### THE PROBLEM
Identify the lines containing the word "labels". Copy each one.

### RECORDS SUPPLIED
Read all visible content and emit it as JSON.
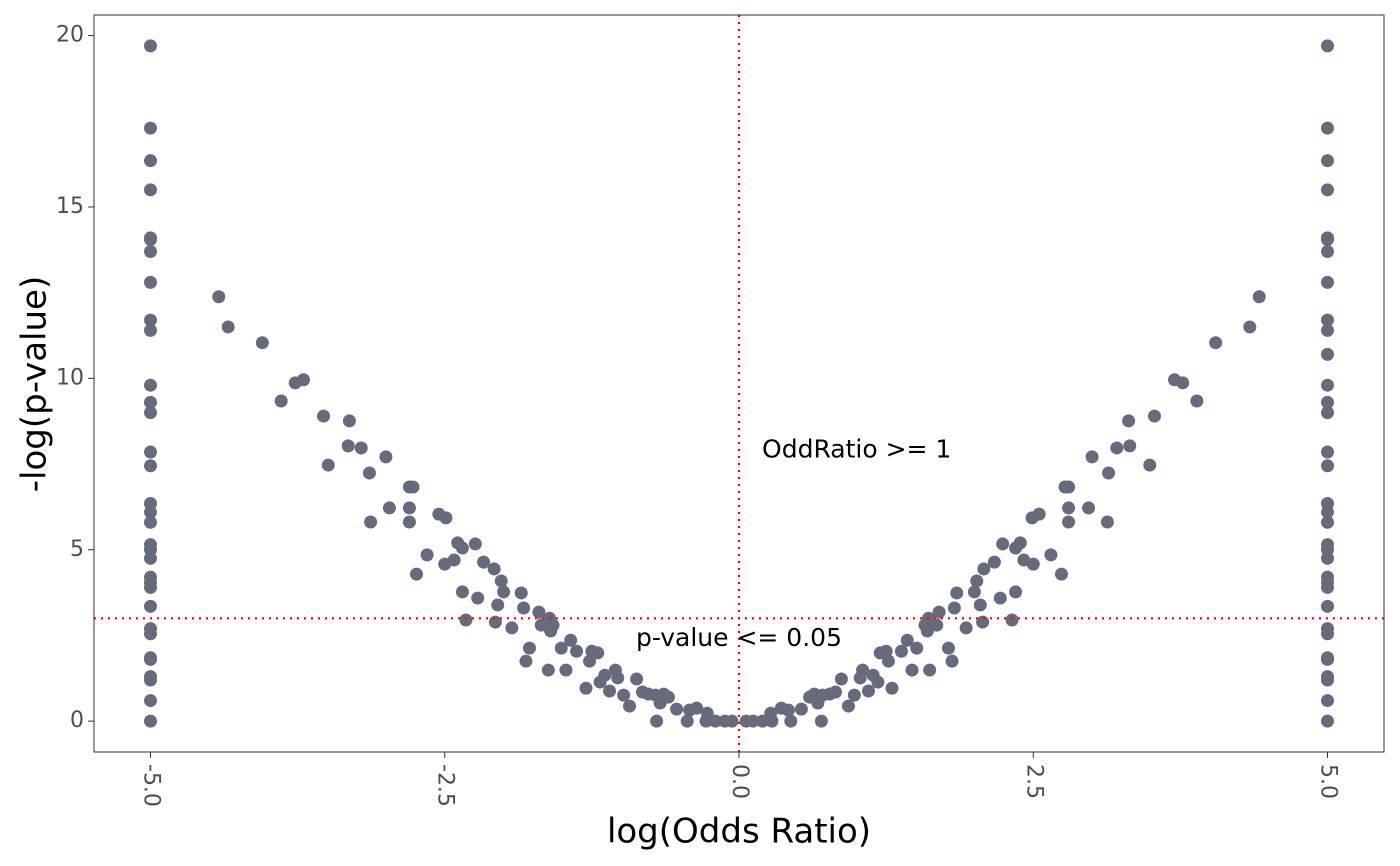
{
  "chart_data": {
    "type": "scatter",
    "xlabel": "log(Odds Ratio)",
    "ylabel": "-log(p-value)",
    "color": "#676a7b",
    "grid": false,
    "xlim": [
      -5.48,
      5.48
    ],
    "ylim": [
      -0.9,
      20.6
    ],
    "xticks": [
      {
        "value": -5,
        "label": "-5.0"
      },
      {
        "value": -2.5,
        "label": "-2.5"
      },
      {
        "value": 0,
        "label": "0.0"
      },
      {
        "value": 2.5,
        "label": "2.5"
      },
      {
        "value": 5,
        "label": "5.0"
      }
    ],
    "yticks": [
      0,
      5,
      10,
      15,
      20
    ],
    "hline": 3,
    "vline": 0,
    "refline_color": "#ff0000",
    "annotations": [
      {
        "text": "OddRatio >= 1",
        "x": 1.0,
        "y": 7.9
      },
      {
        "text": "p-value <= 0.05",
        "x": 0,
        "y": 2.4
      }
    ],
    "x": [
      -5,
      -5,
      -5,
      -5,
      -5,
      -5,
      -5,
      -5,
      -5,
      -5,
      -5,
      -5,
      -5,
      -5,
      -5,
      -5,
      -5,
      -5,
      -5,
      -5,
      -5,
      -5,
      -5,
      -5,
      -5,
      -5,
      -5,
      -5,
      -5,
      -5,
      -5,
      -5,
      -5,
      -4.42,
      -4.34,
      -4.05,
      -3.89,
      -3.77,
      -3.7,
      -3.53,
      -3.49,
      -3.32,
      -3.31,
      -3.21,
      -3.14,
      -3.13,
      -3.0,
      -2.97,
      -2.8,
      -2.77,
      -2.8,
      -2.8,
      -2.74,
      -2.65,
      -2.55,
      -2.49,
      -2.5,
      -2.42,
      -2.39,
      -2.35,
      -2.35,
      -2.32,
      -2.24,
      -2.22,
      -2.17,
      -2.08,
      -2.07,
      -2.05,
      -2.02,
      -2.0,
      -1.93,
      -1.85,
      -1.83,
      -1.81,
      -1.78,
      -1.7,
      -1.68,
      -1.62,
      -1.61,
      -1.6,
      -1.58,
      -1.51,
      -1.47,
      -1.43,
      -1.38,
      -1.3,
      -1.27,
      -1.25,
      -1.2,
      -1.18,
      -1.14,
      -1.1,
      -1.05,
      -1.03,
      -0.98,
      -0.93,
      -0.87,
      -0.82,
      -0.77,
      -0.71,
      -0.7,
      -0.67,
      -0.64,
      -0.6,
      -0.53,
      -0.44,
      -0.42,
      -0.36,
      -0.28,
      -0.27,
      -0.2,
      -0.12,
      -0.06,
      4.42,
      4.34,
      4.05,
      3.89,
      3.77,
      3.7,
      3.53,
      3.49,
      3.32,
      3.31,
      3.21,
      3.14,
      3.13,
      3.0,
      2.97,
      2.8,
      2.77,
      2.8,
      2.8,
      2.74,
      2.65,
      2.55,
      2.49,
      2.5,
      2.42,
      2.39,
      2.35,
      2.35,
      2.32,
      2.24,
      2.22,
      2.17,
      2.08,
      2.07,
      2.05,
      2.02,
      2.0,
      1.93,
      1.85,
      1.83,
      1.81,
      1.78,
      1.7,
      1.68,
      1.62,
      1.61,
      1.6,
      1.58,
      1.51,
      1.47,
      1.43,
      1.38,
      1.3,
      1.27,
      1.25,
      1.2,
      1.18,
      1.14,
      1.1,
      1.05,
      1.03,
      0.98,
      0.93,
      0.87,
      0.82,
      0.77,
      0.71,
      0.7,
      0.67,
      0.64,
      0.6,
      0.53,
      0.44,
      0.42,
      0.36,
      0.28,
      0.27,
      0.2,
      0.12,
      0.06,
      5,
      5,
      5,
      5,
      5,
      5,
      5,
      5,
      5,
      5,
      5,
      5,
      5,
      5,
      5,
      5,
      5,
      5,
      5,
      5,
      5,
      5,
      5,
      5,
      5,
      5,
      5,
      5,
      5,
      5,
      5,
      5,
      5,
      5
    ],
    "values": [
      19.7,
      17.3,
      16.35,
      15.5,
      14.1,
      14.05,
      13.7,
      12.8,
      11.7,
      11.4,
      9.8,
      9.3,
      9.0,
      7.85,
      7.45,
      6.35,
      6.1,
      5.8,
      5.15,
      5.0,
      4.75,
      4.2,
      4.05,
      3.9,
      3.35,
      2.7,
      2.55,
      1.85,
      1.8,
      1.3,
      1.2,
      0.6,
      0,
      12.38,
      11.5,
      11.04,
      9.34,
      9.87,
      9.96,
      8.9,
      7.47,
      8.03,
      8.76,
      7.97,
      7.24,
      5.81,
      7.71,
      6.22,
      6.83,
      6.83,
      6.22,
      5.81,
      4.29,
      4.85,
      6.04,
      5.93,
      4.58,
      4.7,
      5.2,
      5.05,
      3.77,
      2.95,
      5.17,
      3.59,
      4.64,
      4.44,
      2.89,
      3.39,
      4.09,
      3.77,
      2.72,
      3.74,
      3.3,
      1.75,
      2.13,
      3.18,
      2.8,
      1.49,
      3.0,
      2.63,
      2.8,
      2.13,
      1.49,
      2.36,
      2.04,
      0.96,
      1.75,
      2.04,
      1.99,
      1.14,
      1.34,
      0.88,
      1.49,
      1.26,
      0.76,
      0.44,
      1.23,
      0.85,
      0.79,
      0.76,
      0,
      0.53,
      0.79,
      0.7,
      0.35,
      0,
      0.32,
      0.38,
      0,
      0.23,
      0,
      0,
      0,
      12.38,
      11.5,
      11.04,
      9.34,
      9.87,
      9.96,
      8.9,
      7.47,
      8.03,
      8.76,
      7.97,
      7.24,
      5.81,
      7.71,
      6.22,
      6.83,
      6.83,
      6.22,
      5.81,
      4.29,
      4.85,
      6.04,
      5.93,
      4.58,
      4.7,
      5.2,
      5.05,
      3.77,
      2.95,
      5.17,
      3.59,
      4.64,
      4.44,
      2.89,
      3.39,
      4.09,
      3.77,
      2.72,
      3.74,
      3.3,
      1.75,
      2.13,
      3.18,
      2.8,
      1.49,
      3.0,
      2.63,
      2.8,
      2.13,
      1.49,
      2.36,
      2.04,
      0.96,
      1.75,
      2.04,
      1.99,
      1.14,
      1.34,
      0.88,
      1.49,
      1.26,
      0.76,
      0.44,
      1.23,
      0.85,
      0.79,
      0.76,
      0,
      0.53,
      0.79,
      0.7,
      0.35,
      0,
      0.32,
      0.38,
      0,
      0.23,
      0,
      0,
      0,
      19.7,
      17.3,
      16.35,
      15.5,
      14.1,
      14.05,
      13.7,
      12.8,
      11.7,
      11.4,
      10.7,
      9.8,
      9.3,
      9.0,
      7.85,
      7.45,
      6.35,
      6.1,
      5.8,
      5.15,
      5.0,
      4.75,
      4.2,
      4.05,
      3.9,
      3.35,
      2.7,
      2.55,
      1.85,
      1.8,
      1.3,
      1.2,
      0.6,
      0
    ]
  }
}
---
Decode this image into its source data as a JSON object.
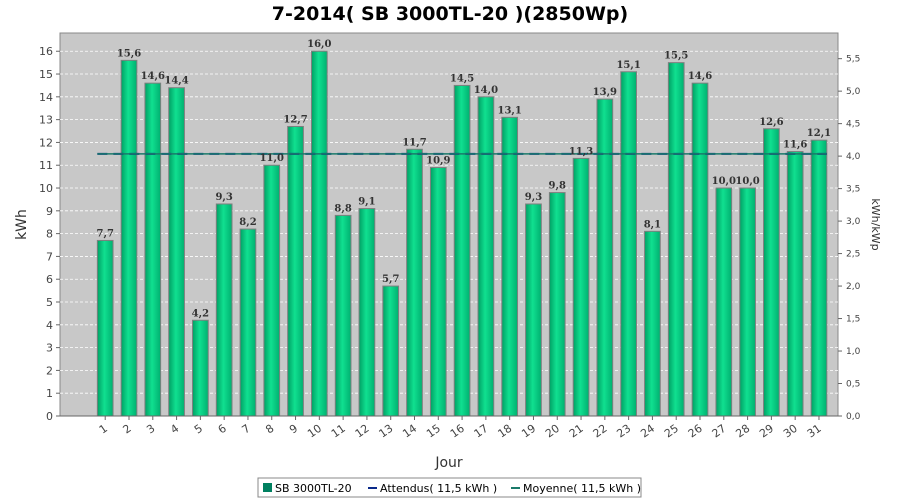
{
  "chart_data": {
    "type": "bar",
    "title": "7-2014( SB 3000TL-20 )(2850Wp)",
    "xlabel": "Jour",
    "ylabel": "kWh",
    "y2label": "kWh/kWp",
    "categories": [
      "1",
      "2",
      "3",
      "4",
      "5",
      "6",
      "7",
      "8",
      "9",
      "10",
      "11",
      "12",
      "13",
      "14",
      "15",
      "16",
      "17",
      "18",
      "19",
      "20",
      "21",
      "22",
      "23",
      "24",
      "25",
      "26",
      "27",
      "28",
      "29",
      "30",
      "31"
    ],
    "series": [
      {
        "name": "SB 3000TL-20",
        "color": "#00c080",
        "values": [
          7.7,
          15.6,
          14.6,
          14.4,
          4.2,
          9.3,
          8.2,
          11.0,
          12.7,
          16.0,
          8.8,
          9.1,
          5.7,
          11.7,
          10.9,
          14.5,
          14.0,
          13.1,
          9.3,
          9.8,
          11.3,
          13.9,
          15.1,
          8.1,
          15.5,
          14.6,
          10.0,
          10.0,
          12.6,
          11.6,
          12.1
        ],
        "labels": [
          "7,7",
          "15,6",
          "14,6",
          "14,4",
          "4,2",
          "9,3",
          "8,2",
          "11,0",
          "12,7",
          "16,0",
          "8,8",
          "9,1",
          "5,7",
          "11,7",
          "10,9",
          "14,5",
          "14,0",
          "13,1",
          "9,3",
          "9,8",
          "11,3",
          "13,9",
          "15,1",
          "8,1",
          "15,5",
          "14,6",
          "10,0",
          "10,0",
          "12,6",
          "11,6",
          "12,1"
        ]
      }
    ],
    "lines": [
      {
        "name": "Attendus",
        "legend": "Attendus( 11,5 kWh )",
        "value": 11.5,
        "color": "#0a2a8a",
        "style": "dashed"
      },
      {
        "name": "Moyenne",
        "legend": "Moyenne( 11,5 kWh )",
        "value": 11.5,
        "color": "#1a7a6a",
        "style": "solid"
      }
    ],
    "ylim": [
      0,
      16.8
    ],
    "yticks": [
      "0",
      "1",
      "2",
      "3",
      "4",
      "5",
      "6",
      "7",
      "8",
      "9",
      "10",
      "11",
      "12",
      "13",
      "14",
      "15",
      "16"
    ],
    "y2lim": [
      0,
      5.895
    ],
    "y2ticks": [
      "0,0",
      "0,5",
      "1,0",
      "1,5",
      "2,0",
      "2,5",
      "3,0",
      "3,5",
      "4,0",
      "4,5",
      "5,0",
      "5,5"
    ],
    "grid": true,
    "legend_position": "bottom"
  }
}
--
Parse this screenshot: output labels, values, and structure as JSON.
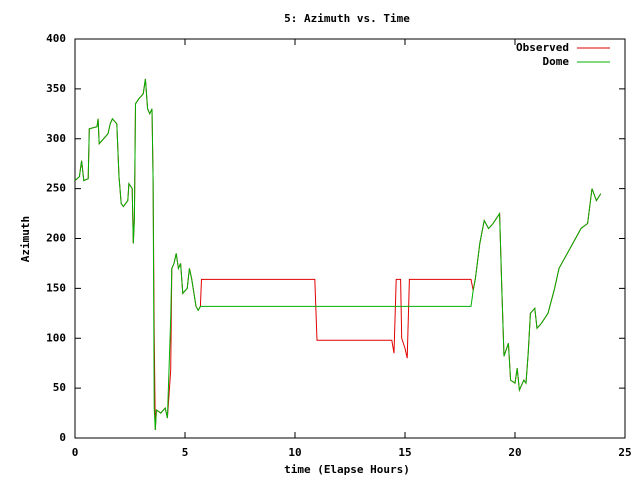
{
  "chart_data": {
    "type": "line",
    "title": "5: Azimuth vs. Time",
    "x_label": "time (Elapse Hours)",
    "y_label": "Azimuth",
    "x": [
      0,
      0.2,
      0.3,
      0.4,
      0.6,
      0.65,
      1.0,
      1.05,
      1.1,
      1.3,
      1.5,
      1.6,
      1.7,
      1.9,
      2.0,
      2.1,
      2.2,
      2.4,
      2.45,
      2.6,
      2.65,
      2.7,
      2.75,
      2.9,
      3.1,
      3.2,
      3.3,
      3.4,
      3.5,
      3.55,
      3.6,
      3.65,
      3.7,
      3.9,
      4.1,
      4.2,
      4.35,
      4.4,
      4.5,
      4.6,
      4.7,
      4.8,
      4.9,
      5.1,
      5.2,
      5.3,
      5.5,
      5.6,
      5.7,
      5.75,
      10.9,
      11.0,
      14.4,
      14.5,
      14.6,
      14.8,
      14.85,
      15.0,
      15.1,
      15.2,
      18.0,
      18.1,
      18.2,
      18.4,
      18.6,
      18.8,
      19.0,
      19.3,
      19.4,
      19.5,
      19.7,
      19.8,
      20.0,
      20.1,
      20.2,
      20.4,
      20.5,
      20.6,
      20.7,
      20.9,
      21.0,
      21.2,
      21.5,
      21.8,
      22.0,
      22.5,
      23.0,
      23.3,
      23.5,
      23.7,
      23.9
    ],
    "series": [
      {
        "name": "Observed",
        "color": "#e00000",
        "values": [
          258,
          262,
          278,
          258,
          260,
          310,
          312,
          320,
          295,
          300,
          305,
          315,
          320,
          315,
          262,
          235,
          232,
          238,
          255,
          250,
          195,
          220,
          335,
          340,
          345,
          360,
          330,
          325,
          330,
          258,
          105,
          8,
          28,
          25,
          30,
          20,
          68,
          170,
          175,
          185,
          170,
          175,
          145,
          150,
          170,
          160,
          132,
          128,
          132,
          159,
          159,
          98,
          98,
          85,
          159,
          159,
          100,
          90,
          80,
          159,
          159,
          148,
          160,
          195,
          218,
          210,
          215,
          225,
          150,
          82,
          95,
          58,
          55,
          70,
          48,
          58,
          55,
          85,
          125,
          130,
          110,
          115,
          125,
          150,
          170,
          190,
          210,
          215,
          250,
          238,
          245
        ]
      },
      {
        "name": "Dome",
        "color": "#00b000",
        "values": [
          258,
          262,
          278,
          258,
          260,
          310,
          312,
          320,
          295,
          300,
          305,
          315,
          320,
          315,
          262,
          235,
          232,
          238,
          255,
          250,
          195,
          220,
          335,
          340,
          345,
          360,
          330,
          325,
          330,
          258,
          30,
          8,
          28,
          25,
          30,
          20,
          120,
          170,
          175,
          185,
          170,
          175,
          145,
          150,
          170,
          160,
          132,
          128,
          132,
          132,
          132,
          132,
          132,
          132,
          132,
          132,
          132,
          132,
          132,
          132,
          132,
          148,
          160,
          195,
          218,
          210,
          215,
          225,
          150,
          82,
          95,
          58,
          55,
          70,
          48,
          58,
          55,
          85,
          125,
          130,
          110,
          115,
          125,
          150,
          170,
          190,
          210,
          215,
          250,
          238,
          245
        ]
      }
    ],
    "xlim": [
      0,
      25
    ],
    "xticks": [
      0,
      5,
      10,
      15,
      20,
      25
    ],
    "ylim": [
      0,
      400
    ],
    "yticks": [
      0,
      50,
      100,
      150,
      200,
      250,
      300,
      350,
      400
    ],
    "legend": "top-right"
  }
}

### THE COMPLETED TASK
        "labels": [
Parse this screenshot: output labels, values, and structure as JSON.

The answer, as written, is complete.